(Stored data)
★ ★ ★ ★ ★
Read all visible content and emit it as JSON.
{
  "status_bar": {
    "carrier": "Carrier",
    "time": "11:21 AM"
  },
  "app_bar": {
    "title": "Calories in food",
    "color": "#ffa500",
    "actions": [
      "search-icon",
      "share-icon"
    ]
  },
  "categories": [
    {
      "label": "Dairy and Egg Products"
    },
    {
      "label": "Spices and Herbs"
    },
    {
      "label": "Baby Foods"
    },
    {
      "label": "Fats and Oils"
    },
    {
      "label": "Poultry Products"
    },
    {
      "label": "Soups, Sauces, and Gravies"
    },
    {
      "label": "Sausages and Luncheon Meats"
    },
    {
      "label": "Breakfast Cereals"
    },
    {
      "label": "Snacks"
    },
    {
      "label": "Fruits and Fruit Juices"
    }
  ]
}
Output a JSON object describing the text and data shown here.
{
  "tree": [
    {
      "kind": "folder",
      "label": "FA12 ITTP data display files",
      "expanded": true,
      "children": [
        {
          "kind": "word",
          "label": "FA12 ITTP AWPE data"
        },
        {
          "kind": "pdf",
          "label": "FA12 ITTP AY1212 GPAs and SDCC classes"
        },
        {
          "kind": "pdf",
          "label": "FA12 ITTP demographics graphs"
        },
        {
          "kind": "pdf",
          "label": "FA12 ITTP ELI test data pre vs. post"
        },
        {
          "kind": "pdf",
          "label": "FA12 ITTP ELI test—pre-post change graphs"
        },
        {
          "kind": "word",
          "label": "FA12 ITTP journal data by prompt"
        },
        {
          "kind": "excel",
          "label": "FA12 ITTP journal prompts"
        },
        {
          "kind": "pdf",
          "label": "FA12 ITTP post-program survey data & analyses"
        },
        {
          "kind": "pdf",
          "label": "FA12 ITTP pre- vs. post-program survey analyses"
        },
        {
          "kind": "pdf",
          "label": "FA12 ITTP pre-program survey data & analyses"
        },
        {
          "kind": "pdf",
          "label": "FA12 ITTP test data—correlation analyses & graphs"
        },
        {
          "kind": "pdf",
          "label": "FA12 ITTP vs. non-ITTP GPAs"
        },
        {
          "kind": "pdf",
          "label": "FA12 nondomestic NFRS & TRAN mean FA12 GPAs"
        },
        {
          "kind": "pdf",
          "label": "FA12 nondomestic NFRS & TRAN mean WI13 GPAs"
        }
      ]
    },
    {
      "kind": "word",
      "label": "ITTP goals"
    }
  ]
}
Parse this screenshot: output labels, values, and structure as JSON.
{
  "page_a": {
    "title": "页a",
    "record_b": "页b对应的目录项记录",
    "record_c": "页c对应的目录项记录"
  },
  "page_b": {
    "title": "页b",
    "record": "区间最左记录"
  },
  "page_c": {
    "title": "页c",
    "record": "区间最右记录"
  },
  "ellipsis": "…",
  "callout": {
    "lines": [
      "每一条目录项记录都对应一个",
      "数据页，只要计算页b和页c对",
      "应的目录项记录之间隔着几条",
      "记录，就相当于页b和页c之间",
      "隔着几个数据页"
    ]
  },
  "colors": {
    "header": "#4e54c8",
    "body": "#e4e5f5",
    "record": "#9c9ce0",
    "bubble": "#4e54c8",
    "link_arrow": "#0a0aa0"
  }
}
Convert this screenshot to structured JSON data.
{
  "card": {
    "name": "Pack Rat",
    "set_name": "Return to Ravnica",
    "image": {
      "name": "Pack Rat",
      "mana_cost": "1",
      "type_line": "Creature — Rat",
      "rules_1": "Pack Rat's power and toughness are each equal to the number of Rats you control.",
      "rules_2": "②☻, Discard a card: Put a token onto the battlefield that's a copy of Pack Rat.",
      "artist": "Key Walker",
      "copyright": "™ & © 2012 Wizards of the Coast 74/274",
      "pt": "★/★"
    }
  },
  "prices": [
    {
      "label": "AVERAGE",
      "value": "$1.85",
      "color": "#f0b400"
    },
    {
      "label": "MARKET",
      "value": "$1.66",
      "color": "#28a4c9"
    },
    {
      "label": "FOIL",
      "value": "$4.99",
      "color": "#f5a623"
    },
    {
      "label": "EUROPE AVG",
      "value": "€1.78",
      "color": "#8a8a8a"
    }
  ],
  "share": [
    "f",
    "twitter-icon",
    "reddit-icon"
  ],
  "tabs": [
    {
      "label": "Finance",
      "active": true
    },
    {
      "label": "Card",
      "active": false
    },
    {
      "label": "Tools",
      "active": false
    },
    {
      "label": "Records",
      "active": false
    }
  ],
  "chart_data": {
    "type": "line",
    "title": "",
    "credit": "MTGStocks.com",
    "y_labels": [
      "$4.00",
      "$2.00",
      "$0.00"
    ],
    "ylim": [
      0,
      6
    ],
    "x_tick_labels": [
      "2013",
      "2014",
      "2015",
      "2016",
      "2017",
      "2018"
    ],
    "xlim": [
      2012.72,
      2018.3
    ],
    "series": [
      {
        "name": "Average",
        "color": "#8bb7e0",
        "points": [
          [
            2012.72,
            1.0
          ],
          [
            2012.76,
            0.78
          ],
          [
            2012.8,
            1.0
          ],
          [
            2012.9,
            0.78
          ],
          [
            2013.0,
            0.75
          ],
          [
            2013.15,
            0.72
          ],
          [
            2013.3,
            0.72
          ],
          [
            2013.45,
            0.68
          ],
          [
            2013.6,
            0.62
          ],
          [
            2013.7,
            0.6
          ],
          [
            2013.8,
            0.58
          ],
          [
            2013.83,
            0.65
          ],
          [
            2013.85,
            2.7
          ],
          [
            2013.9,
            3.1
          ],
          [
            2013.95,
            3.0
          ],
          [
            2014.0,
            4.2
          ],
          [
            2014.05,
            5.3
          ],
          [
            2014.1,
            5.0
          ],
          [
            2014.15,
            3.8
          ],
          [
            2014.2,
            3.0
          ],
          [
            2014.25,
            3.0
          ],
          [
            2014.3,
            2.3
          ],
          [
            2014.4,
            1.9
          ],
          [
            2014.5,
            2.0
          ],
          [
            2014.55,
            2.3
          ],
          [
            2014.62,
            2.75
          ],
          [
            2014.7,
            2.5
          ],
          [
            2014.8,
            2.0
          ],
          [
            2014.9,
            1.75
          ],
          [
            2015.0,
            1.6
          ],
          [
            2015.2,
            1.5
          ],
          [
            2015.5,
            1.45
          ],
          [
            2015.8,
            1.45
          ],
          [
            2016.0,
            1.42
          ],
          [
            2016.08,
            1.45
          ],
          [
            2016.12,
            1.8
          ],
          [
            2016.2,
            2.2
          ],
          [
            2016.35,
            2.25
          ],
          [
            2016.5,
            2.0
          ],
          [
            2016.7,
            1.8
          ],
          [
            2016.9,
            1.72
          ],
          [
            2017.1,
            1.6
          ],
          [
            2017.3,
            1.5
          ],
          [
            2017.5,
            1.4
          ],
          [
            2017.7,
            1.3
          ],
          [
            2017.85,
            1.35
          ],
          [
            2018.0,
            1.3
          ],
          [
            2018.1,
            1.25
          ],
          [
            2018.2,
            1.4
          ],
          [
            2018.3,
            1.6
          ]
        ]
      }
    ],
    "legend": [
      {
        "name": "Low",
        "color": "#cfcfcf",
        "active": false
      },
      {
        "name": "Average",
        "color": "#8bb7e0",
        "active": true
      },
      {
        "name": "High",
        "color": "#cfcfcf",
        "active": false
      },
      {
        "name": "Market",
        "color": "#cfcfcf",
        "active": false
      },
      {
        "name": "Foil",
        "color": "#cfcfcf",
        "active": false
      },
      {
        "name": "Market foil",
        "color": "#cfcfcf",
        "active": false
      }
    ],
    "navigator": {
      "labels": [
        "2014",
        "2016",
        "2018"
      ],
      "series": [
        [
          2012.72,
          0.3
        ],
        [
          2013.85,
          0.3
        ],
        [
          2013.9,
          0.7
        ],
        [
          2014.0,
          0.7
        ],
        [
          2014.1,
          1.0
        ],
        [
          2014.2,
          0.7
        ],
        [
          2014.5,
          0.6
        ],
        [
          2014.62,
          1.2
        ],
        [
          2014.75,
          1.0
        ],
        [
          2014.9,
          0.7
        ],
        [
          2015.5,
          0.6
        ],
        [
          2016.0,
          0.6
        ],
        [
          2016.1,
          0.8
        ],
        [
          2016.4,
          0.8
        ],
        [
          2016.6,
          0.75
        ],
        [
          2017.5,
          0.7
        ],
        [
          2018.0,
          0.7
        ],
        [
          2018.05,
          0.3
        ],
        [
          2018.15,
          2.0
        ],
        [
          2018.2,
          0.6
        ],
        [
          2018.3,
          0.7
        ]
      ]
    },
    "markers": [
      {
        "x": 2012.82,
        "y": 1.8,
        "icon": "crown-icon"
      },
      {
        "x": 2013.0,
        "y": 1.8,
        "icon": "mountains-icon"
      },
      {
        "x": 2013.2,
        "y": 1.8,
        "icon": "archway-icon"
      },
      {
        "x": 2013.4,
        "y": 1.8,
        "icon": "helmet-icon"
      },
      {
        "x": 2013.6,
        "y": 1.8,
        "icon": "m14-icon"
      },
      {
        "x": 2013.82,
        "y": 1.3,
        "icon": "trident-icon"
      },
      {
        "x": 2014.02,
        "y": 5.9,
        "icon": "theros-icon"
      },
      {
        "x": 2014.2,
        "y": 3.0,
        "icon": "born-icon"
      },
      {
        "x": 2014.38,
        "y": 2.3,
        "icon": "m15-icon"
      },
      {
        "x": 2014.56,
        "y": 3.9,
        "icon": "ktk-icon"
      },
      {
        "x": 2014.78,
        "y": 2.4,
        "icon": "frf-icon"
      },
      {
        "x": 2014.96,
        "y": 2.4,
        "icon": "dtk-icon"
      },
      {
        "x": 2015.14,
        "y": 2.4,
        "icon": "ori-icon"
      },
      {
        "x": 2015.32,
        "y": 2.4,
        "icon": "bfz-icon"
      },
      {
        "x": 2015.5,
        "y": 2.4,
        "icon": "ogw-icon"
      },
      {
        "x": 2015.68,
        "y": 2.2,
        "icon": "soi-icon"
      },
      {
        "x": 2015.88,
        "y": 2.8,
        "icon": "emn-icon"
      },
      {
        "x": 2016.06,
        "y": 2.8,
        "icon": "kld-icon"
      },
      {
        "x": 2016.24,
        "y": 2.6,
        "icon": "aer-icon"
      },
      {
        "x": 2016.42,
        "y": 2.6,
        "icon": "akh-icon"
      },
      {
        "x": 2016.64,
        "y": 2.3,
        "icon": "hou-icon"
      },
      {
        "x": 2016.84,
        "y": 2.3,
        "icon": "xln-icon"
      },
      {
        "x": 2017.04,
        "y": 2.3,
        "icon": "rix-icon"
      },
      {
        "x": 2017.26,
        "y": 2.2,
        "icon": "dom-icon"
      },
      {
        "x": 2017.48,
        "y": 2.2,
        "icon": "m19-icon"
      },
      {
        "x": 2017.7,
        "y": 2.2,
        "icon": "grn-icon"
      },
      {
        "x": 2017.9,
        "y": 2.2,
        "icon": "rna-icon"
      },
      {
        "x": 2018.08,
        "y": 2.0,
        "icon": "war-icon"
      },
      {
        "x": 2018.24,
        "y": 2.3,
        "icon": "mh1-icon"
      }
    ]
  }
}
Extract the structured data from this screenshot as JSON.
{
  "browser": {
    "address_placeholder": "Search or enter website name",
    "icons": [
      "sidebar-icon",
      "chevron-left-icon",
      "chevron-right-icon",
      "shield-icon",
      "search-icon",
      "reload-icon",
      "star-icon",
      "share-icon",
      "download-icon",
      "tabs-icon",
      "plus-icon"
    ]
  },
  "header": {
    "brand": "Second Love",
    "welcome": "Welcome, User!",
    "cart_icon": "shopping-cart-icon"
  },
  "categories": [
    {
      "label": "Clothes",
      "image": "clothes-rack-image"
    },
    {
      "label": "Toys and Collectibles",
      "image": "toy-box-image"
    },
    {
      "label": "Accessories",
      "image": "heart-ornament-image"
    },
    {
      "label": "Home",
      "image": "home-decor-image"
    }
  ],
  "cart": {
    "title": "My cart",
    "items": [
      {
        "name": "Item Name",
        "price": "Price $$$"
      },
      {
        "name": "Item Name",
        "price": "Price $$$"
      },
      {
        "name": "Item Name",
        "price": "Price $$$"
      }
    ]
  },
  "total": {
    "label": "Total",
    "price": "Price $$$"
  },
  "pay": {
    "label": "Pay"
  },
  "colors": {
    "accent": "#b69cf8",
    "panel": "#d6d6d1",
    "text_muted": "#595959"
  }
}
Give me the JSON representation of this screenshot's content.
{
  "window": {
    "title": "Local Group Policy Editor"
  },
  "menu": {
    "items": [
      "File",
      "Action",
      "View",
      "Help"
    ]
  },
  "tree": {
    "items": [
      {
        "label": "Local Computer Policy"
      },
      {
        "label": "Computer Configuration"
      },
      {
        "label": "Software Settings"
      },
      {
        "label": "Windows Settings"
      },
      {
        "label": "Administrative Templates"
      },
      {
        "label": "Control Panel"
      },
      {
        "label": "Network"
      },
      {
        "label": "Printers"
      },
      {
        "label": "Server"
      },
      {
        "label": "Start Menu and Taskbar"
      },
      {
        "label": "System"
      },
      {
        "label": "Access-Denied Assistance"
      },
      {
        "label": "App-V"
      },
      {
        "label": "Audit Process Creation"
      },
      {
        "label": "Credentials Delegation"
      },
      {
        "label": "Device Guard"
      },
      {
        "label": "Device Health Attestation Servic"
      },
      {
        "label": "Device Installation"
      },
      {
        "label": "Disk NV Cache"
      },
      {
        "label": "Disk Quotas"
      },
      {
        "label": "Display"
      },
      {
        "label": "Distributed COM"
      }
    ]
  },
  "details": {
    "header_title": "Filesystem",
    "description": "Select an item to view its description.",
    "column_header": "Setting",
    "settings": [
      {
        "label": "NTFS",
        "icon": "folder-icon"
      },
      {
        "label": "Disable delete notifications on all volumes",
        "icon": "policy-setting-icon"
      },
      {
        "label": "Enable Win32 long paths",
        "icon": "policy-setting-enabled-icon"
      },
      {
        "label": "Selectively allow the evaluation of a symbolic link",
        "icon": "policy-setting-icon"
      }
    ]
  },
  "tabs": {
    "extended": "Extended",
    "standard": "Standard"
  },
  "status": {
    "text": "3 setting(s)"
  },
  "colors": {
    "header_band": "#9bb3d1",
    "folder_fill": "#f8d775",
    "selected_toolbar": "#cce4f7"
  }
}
★ ★ ★ ★ ★
(Problem description) Pick out every line with the string "cart" and copy it.

(Answer in full)
    "cart_icon": "shopping-cart-icon"
  "cart": {
    "title": "My cart",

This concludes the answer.